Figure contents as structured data
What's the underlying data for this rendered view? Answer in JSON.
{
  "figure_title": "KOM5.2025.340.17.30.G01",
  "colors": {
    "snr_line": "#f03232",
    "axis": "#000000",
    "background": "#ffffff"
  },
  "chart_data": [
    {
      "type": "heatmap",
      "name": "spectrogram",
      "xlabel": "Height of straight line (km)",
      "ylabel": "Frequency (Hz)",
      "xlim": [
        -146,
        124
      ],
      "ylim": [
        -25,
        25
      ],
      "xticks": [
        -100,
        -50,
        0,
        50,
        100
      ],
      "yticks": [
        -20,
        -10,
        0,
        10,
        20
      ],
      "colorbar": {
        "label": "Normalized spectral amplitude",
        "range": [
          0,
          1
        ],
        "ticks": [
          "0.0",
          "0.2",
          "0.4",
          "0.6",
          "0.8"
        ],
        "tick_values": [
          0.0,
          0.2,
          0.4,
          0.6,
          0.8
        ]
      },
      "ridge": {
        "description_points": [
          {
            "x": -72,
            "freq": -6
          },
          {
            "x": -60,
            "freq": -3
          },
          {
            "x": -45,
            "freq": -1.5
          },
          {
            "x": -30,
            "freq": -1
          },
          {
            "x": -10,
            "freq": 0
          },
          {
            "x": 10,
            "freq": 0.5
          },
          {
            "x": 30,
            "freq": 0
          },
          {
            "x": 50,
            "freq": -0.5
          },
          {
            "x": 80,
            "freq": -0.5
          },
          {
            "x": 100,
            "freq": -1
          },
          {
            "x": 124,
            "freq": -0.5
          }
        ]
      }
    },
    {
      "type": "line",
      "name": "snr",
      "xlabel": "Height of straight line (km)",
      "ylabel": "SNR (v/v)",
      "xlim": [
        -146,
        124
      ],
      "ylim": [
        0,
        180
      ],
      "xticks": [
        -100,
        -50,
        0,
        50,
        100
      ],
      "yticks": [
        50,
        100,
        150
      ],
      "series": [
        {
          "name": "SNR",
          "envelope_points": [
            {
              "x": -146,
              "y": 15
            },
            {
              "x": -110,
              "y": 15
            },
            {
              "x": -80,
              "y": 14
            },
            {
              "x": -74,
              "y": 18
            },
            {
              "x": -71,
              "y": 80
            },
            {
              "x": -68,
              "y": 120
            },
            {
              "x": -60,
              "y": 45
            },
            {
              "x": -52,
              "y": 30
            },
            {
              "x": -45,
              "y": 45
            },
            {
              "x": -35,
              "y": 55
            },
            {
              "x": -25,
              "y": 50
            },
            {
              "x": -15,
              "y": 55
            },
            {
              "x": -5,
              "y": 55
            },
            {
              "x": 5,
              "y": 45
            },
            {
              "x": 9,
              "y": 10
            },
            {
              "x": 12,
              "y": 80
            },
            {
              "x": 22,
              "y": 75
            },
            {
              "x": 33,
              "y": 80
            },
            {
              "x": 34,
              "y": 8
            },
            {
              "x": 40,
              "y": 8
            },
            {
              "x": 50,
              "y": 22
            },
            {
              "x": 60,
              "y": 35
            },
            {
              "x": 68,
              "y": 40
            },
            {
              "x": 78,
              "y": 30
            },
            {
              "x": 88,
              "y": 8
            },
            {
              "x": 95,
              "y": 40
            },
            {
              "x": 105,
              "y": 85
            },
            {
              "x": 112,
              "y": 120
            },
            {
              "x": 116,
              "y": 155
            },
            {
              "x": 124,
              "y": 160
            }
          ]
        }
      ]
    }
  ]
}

**Instructions to follow:** Return every line of the material exactly.

**Response below:**
What's the underlying data for this rendered view? Answer in JSON.
{
  "figure_title": "KOM5.2025.340.17.30.G01",
  "colors": {
    "snr_line": "#f03232",
    "axis": "#000000",
    "background": "#ffffff"
  },
  "chart_data": [
    {
      "type": "heatmap",
      "name": "spectrogram",
      "xlabel": "Height of straight line (km)",
      "ylabel": "Frequency (Hz)",
      "xlim": [
        -146,
        124
      ],
      "ylim": [
        -25,
        25
      ],
      "xticks": [
        -100,
        -50,
        0,
        50,
        100
      ],
      "yticks": [
        -20,
        -10,
        0,
        10,
        20
      ],
      "colorbar": {
        "label": "Normalized spectral amplitude",
        "range": [
          0,
          1
        ],
        "ticks": [
          "0.0",
          "0.2",
          "0.4",
          "0.6",
          "0.8"
        ],
        "tick_values": [
          0.0,
          0.2,
          0.4,
          0.6,
          0.8
        ]
      },
      "ridge": {
        "description_points": [
          {
            "x": -72,
            "freq": -6
          },
          {
            "x": -60,
            "freq": -3
          },
          {
            "x": -45,
            "freq": -1.5
          },
          {
            "x": -30,
            "freq": -1
          },
          {
            "x": -10,
            "freq": 0
          },
          {
            "x": 10,
            "freq": 0.5
          },
          {
            "x": 30,
            "freq": 0
          },
          {
            "x": 50,
            "freq": -0.5
          },
          {
            "x": 80,
            "freq": -0.5
          },
          {
            "x": 100,
            "freq": -1
          },
          {
            "x": 124,
            "freq": -0.5
          }
        ]
      }
    },
    {
      "type": "line",
      "name": "snr",
      "xlabel": "Height of straight line (km)",
      "ylabel": "SNR (v/v)",
      "xlim": [
        -146,
        124
      ],
      "ylim": [
        0,
        180
      ],
      "xticks": [
        -100,
        -50,
        0,
        50,
        100
      ],
      "yticks": [
        50,
        100,
        150
      ],
      "series": [
        {
          "name": "SNR",
          "envelope_points": [
            {
              "x": -146,
              "y": 15
            },
            {
              "x": -110,
              "y": 15
            },
            {
              "x": -80,
              "y": 14
            },
            {
              "x": -74,
              "y": 18
            },
            {
              "x": -71,
              "y": 80
            },
            {
              "x": -68,
              "y": 120
            },
            {
              "x": -60,
              "y": 45
            },
            {
              "x": -52,
              "y": 30
            },
            {
              "x": -45,
              "y": 45
            },
            {
              "x": -35,
              "y": 55
            },
            {
              "x": -25,
              "y": 50
            },
            {
              "x": -15,
              "y": 55
            },
            {
              "x": -5,
              "y": 55
            },
            {
              "x": 5,
              "y": 45
            },
            {
              "x": 9,
              "y": 10
            },
            {
              "x": 12,
              "y": 80
            },
            {
              "x": 22,
              "y": 75
            },
            {
              "x": 33,
              "y": 80
            },
            {
              "x": 34,
              "y": 8
            },
            {
              "x": 40,
              "y": 8
            },
            {
              "x": 50,
              "y": 22
            },
            {
              "x": 60,
              "y": 35
            },
            {
              "x": 68,
              "y": 40
            },
            {
              "x": 78,
              "y": 30
            },
            {
              "x": 88,
              "y": 8
            },
            {
              "x": 95,
              "y": 40
            },
            {
              "x": 105,
              "y": 85
            },
            {
              "x": 112,
              "y": 120
            },
            {
              "x": 116,
              "y": 155
            },
            {
              "x": 124,
              "y": 160
            }
          ]
        }
      ]
    }
  ]
}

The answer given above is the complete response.